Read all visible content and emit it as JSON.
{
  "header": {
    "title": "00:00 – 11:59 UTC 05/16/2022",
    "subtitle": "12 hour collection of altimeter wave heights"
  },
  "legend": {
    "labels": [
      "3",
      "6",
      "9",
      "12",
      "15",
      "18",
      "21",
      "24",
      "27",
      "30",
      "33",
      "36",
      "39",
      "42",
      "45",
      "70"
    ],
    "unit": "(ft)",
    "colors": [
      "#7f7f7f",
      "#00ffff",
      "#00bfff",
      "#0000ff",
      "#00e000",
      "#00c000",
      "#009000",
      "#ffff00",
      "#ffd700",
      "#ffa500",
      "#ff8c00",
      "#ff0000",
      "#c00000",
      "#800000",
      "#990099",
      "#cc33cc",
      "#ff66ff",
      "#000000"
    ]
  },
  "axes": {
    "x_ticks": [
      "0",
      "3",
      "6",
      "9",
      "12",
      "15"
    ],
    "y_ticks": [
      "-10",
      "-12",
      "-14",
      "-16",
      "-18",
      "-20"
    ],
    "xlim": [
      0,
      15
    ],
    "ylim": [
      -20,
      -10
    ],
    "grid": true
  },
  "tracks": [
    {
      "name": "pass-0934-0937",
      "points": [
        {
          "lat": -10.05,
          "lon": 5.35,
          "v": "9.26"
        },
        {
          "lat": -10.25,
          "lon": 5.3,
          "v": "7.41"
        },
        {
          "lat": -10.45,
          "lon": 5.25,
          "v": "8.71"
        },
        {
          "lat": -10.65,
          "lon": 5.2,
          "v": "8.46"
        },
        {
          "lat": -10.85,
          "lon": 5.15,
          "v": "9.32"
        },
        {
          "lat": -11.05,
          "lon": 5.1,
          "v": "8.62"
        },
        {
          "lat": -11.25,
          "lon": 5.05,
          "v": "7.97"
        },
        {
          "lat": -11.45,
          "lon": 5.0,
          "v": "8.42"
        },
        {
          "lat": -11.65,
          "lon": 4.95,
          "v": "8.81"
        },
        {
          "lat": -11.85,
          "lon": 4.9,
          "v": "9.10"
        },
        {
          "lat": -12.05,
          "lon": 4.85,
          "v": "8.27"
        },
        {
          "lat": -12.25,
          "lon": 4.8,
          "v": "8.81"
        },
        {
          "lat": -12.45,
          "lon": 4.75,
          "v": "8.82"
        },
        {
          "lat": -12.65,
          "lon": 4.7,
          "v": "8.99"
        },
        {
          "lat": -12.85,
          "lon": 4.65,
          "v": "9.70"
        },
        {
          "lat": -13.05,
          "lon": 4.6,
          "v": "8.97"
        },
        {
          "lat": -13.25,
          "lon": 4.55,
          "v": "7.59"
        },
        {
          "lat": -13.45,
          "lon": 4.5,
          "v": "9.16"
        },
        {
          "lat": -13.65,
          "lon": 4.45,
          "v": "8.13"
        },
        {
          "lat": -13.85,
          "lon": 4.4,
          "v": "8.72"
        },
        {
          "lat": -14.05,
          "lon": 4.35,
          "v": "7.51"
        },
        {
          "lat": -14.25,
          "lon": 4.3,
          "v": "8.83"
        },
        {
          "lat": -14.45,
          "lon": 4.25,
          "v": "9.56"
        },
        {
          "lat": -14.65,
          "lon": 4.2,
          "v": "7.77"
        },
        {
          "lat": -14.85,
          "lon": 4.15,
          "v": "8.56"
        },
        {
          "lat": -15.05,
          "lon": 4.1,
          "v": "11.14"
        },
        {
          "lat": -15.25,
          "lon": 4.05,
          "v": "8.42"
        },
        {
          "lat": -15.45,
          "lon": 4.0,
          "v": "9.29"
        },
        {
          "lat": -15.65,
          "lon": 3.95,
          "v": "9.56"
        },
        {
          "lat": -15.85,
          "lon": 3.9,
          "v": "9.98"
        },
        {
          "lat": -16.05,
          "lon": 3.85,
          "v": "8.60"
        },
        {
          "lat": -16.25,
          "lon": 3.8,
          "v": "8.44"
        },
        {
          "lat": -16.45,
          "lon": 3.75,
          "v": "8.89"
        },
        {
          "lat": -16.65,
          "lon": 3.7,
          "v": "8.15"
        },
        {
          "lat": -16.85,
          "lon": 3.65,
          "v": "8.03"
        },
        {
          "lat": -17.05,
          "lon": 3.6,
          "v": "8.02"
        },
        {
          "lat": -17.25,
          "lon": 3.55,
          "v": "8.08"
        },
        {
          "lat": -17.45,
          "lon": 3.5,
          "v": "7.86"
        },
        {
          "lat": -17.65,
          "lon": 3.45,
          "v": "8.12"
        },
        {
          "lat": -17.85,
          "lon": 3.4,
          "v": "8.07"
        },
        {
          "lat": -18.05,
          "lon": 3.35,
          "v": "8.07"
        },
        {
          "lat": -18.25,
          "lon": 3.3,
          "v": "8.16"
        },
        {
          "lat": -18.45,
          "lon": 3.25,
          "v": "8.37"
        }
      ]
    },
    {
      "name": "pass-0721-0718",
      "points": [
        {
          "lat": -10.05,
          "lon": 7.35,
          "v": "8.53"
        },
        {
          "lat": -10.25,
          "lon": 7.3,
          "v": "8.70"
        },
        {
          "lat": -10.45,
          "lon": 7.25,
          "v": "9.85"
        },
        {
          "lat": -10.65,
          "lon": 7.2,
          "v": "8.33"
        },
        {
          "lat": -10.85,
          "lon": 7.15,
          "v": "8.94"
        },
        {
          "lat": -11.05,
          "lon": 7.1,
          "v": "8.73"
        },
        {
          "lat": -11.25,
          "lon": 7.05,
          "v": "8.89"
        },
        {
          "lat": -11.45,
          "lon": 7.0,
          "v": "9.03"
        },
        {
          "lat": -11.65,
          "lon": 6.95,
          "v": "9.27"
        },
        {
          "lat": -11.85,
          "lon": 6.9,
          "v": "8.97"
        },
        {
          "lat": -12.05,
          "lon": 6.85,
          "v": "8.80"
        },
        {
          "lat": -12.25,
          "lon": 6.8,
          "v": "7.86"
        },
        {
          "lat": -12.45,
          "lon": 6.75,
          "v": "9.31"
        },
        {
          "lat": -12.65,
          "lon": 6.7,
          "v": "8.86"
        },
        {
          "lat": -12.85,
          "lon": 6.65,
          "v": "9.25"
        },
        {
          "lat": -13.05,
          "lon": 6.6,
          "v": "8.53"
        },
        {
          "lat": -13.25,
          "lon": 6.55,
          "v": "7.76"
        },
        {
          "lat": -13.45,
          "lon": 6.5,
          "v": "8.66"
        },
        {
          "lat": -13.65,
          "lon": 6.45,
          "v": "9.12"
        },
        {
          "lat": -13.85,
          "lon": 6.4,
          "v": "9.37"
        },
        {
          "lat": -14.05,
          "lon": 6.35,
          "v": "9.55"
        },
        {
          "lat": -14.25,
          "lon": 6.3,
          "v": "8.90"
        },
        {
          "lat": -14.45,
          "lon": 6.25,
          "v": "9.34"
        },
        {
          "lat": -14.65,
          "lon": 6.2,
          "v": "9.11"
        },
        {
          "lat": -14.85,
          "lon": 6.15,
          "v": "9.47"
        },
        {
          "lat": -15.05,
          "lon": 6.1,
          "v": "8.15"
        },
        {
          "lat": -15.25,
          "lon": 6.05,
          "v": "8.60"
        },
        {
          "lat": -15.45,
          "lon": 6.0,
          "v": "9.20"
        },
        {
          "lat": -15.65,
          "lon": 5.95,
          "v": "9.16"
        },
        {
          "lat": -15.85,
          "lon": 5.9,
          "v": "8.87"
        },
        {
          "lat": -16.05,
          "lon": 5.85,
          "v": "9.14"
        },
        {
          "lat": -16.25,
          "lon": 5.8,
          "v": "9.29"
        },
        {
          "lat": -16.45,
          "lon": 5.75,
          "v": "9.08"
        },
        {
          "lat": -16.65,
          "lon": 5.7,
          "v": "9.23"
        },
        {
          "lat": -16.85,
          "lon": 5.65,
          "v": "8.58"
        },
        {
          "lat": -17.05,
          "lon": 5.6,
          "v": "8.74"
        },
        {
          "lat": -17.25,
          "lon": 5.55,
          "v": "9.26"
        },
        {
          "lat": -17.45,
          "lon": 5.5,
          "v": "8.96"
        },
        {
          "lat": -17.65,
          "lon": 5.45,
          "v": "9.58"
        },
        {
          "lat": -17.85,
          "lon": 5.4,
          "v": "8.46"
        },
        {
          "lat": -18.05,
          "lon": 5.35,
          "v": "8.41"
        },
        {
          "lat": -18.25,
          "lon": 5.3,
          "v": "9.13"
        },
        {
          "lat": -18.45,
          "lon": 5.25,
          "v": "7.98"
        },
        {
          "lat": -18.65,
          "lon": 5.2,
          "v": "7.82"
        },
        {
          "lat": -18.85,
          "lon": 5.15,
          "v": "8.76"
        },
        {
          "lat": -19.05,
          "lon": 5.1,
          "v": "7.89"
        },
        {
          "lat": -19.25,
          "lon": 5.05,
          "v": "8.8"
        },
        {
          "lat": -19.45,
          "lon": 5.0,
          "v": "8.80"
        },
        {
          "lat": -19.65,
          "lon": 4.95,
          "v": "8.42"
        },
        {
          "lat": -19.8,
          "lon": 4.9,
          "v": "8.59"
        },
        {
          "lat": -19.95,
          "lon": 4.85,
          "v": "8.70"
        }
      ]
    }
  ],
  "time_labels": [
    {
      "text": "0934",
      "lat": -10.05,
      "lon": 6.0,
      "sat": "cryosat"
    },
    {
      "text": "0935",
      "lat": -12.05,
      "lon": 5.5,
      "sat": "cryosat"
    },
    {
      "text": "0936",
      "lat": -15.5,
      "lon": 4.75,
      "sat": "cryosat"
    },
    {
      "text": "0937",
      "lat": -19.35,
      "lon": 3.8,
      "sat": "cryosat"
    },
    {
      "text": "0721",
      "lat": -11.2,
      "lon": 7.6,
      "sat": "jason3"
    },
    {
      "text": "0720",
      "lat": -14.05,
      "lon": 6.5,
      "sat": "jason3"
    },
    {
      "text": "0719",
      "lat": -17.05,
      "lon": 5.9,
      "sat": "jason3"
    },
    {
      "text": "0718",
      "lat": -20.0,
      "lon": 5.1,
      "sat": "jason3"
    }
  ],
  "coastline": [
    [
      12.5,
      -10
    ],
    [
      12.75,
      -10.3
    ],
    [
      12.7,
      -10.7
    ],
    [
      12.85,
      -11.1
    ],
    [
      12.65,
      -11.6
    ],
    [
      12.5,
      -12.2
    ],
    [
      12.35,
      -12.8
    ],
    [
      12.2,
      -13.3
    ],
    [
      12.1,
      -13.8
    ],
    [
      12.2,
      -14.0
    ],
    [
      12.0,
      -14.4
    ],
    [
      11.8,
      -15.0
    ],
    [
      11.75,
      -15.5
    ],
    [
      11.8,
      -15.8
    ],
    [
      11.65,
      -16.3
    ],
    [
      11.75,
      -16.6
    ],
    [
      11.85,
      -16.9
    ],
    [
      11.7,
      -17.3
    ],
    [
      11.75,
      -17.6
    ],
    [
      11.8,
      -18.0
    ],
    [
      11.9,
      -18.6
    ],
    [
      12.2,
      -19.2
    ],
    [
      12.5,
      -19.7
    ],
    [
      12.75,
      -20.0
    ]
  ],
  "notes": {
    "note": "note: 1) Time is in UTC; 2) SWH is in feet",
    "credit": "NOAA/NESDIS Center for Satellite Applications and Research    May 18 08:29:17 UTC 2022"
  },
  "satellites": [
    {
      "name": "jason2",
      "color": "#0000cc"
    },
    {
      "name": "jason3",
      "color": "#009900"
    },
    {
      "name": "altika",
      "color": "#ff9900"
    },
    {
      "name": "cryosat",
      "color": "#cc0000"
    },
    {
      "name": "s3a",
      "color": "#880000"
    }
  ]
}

What needs to be done:
Pull out all lines in the data above that include "pass".

Result of this task:
      "name": "pass-0934-0937",
      "name": "pass-0721-0718",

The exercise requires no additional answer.